Copy out each line below that has the word "JSON" in it.

**Entries**:
>> begin

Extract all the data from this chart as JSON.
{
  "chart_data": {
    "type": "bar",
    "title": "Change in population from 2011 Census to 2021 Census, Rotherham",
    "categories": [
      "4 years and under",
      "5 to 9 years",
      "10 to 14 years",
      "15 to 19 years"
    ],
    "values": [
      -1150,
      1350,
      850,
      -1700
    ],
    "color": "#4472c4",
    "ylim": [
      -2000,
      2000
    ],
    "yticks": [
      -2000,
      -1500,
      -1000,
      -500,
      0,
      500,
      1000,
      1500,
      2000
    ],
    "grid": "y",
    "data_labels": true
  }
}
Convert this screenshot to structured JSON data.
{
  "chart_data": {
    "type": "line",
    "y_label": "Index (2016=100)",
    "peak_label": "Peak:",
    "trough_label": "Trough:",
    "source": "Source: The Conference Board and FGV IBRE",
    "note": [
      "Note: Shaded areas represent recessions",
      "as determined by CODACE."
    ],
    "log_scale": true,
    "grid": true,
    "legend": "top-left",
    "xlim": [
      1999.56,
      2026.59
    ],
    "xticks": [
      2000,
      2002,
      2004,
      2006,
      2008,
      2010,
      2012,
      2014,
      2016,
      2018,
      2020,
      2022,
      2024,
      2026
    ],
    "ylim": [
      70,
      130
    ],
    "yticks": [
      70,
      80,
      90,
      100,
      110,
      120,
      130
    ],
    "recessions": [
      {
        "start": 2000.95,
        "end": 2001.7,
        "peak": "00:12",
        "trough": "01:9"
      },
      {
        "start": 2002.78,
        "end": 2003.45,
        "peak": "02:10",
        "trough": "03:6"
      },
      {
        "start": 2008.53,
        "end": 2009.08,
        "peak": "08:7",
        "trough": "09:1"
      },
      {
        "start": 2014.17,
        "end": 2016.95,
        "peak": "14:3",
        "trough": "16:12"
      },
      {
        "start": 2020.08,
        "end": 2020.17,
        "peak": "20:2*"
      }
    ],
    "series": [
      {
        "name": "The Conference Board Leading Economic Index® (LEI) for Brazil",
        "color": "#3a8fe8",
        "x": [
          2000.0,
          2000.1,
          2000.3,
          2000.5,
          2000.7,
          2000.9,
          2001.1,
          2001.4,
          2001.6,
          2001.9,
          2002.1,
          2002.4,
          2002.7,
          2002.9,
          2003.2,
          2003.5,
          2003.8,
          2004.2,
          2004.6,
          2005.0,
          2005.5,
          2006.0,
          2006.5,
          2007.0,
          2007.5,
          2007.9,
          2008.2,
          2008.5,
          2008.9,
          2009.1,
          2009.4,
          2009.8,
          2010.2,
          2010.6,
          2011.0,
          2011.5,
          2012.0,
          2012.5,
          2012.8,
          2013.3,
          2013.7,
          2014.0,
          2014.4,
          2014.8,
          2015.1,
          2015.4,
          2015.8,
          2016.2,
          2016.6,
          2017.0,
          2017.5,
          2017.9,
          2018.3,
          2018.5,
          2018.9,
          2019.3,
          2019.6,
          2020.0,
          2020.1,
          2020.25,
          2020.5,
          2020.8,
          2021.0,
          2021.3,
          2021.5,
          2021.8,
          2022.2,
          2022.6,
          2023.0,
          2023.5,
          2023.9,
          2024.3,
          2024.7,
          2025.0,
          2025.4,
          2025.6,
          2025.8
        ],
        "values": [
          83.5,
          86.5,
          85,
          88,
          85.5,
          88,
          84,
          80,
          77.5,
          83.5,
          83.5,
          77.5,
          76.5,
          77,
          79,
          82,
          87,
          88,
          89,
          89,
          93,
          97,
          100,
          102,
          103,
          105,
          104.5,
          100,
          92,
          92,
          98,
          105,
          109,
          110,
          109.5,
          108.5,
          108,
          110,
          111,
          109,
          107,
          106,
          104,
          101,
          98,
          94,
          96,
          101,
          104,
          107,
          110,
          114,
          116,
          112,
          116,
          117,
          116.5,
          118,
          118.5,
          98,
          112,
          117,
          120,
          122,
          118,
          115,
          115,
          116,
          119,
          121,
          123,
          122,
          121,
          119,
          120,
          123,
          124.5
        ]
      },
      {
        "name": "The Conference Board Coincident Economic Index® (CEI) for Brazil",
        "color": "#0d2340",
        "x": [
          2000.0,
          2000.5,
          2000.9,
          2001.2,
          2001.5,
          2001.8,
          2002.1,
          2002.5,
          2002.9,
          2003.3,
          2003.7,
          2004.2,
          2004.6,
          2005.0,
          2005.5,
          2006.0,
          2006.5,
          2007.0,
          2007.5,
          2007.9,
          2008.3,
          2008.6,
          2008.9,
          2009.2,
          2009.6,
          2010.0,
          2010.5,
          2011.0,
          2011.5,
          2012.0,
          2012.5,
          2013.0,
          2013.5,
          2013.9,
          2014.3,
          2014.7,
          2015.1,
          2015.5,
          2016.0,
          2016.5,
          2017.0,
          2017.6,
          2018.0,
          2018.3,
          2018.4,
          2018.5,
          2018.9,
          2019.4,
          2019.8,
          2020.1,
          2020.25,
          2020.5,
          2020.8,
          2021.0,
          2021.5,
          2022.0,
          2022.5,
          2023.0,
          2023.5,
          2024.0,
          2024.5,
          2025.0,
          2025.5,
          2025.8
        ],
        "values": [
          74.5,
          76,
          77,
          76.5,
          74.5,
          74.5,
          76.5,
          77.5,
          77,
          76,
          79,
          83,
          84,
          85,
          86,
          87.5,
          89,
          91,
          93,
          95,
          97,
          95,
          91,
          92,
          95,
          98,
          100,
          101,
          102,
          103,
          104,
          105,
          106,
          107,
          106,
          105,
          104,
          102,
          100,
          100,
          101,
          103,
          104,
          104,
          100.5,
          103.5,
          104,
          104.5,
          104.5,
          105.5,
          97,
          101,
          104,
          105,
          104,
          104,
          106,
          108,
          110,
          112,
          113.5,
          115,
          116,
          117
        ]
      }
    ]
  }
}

>> end

**Complete answer**:
Extract all the data from this chart as JSON.
Convert this screenshot to structured JSON data.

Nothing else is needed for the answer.